GIVEN EXERCISE: From the records below, extract all the text exactly and leave the images behind.

───── ROWS ─────

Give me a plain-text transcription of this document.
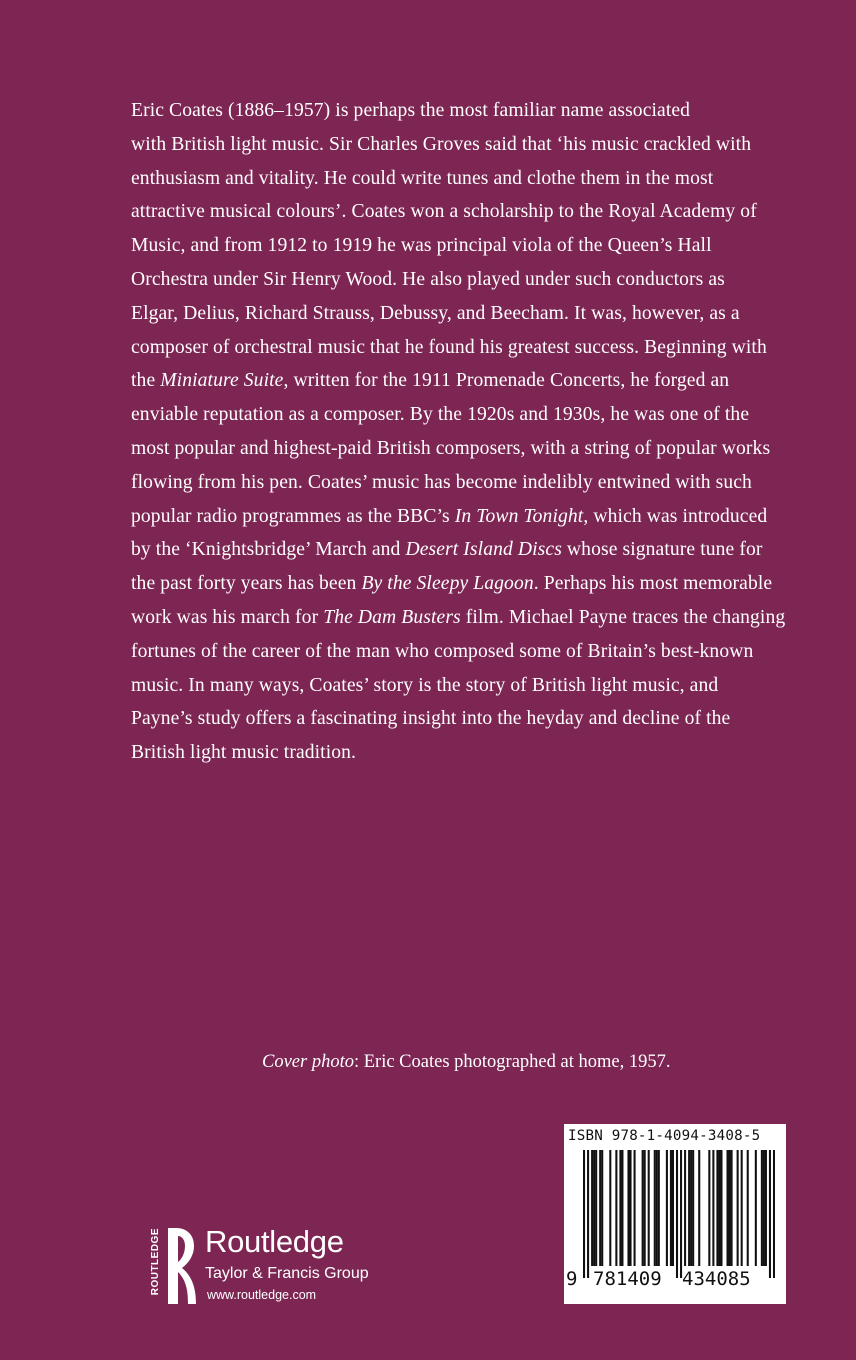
Eric Coates (1886–1957) is perhaps the most familiar name associated
with British light music. Sir Charles Groves said that ‘his music crackled with
enthusiasm and vitality. He could write tunes and clothe them in the most
attractive musical colours’. Coates won a scholarship to the Royal Academy of
Music, and from 1912 to 1919 he was principal viola of the Queen’s Hall
Orchestra under Sir Henry Wood. He also played under such conductors as
Elgar, Delius, Richard Strauss, Debussy, and Beecham. It was, however, as a
composer of orchestral music that he found his greatest success. Beginning with
the Miniature Suite, written for the 1911 Promenade Concerts, he forged an
enviable reputation as a composer. By the 1920s and 1930s, he was one of the
most popular and highest-paid British composers, with a string of popular works
flowing from his pen. Coates’ music has become indelibly entwined with such
popular radio programmes as the BBC’s In Town Tonight, which was introduced
by the ‘Knightsbridge’ March and Desert Island Discs whose signature tune for
the past forty years has been By the Sleepy Lagoon. Perhaps his most memorable
work was his march for The Dam Busters film. Michael Payne traces the changing
fortunes of the career of the man who composed some of Britain’s best-known
music. In many ways, Coates’ story is the story of British light music, and
Payne’s study offers a fascinating insight into the heyday and decline of the
British light music tradition.

Cover photo: Eric Coates photographed at home, 1957.
ROUTLEDGE Routledge
Taylor & Francis Group
www.routledge.com
ISBN 978-1-4094-3408-5
9 781409 434085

─────

REPLY TO THE TASK:
Give me a plain-text transcription of this document.
Eric Coates (1886–1957) is perhaps the most familiar name associated
with British light music. Sir Charles Groves said that ‘his music crackled with
enthusiasm and vitality. He could write tunes and clothe them in the most
attractive musical colours’. Coates won a scholarship to the Royal Academy of
Music, and from 1912 to 1919 he was principal viola of the Queen’s Hall
Orchestra under Sir Henry Wood. He also played under such conductors as
Elgar, Delius, Richard Strauss, Debussy, and Beecham. It was, however, as a
composer of orchestral music that he found his greatest success. Beginning with
the Miniature Suite, written for the 1911 Promenade Concerts, he forged an
enviable reputation as a composer. By the 1920s and 1930s, he was one of the
most popular and highest-paid British composers, with a string of popular works
flowing from his pen. Coates’ music has become indelibly entwined with such
popular radio programmes as the BBC’s In Town Tonight, which was introduced
by the ‘Knightsbridge’ March and Desert Island Discs whose signature tune for
the past forty years has been By the Sleepy Lagoon. Perhaps his most memorable
work was his march for The Dam Busters film. Michael Payne traces the changing
fortunes of the career of the man who composed some of Britain’s best-known
music. In many ways, Coates’ story is the story of British light music, and
Payne’s study offers a fascinating insight into the heyday and decline of the
British light music tradition.

Cover photo: Eric Coates photographed at home, 1957.
ROUTLEDGE Routledge
Taylor & Francis Group
www.routledge.com
ISBN 978-1-4094-3408-5
9 781409 434085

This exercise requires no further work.